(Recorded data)
————————

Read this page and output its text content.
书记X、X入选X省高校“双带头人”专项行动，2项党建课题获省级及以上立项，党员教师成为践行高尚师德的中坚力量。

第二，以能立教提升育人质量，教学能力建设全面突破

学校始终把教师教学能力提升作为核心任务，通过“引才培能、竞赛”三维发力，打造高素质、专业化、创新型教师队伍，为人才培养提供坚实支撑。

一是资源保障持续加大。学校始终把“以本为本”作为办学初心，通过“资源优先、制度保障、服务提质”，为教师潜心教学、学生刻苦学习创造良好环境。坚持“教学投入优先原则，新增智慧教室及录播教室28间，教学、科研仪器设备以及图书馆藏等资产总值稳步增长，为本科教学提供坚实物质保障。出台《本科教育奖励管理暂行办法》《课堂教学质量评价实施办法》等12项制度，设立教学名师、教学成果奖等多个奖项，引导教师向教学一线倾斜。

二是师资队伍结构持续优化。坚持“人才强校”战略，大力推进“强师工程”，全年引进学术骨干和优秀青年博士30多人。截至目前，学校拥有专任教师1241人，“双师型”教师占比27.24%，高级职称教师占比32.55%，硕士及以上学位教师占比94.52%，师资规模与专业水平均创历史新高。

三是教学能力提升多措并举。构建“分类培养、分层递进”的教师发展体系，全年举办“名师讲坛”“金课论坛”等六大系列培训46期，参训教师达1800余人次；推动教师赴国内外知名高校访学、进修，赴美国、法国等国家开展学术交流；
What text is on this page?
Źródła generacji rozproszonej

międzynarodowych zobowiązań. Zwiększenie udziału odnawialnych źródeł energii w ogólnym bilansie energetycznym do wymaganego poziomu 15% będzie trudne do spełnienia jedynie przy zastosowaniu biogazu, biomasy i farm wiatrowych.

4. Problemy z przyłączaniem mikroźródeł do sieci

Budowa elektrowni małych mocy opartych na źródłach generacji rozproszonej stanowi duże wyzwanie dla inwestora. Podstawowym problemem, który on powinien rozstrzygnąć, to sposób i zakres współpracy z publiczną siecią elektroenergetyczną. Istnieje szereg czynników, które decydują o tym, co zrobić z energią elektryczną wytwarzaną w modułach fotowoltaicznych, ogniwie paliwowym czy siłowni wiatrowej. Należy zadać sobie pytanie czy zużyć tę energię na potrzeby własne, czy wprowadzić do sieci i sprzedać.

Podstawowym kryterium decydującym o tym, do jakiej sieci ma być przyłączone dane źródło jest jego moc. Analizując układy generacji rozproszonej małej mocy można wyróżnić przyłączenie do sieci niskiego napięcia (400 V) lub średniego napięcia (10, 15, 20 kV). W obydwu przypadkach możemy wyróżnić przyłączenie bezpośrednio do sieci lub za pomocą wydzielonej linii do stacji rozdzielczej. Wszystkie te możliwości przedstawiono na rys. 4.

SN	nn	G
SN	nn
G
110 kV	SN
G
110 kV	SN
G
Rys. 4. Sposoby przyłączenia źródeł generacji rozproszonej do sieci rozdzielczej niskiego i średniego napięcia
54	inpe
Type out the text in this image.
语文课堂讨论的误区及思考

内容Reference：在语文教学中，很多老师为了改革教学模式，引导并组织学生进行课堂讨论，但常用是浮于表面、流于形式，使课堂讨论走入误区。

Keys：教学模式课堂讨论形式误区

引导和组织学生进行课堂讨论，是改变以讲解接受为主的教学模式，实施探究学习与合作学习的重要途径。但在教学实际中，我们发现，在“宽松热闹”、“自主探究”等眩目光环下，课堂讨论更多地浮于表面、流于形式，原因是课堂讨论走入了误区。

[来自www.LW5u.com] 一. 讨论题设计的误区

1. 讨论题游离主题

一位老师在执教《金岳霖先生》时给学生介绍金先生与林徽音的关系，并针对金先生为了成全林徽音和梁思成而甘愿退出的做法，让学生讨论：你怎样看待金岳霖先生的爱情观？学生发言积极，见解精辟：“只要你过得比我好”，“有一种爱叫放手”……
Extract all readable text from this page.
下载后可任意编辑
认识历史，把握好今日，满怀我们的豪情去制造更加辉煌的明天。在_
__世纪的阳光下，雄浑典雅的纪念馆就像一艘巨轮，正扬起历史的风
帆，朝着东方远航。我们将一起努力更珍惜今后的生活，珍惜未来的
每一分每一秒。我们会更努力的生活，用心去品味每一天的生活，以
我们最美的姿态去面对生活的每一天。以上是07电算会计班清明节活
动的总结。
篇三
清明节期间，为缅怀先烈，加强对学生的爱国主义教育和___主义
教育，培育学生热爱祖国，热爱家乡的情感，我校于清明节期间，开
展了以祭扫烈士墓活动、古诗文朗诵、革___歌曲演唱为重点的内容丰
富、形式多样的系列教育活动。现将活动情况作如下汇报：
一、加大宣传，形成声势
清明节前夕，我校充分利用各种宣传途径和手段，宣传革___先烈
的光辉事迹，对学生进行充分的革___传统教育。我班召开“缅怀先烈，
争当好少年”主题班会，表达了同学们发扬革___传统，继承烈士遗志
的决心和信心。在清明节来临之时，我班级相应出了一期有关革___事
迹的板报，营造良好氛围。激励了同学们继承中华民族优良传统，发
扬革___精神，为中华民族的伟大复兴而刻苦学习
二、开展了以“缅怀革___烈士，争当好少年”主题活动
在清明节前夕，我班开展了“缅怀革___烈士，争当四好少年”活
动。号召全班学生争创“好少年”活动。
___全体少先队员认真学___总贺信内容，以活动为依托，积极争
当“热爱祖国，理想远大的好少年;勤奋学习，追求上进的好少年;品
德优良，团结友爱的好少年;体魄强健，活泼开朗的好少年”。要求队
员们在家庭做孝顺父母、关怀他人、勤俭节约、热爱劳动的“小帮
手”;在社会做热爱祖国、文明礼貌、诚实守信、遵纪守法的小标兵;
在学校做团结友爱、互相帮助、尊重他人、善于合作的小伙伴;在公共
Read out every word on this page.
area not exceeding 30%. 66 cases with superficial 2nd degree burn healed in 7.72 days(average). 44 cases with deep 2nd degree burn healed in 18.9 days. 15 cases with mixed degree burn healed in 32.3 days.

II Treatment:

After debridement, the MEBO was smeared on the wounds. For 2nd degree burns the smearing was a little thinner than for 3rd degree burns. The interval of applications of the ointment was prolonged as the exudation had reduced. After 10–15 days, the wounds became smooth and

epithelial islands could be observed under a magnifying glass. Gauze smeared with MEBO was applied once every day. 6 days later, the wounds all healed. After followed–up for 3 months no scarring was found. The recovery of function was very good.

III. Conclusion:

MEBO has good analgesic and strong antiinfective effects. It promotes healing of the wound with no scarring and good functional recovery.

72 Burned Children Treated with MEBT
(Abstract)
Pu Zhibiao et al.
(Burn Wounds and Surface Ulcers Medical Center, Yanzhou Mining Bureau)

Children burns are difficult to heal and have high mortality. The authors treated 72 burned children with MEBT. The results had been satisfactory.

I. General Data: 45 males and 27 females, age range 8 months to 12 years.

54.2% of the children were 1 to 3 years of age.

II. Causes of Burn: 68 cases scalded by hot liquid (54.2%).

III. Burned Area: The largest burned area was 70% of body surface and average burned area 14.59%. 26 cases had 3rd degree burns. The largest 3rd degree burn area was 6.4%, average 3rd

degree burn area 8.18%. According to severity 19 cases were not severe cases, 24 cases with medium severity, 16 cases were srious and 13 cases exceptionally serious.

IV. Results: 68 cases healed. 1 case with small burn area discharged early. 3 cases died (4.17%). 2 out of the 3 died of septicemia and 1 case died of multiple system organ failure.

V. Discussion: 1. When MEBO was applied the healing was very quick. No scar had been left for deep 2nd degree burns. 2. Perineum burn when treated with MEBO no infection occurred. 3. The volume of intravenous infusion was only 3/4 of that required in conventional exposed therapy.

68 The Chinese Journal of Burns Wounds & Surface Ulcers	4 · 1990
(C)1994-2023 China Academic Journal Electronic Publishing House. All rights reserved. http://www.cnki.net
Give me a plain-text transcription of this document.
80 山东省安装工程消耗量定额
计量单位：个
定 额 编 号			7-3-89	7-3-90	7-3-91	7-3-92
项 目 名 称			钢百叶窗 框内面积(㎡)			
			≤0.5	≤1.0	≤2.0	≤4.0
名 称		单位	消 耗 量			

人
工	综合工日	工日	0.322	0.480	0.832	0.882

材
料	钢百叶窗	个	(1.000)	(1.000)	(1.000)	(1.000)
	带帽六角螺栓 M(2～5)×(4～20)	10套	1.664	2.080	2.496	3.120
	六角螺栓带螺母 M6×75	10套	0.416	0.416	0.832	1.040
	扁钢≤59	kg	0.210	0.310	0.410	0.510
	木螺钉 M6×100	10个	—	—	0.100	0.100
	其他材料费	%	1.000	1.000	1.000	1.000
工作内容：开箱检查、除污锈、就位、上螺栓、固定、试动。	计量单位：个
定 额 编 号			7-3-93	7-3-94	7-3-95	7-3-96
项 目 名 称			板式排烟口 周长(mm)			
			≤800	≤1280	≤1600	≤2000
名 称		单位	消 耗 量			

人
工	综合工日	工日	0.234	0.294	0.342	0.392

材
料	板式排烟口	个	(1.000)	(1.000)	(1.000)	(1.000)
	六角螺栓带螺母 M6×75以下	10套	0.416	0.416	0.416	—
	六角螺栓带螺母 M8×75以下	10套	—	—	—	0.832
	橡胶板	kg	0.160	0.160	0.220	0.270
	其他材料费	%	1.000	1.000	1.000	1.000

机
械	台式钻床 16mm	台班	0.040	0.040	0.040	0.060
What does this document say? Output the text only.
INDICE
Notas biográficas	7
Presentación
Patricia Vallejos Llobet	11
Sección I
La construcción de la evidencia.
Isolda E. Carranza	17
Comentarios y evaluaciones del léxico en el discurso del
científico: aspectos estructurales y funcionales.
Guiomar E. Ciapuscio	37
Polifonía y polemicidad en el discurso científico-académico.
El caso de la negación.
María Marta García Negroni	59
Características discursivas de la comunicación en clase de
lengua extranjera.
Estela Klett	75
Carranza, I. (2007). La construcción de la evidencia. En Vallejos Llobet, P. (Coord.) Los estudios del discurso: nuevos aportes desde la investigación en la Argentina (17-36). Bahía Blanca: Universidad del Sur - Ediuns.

————————

> WHAT YOU ARE ASKED TO DO:
Every line in the data above that contains "scarring" needs to be copied.

> OUTPUT BELOW:
epithelial islands could be observed under a magnifying glass. Gauze smeared with MEBO was applied once every day. 6 days later, the wounds all healed. After followed–up for 3 months no scarring was found. The recovery of function was very good.
MEBO has good analgesic and strong antiinfective effects. It promotes healing of the wound with no scarring and good functional recovery.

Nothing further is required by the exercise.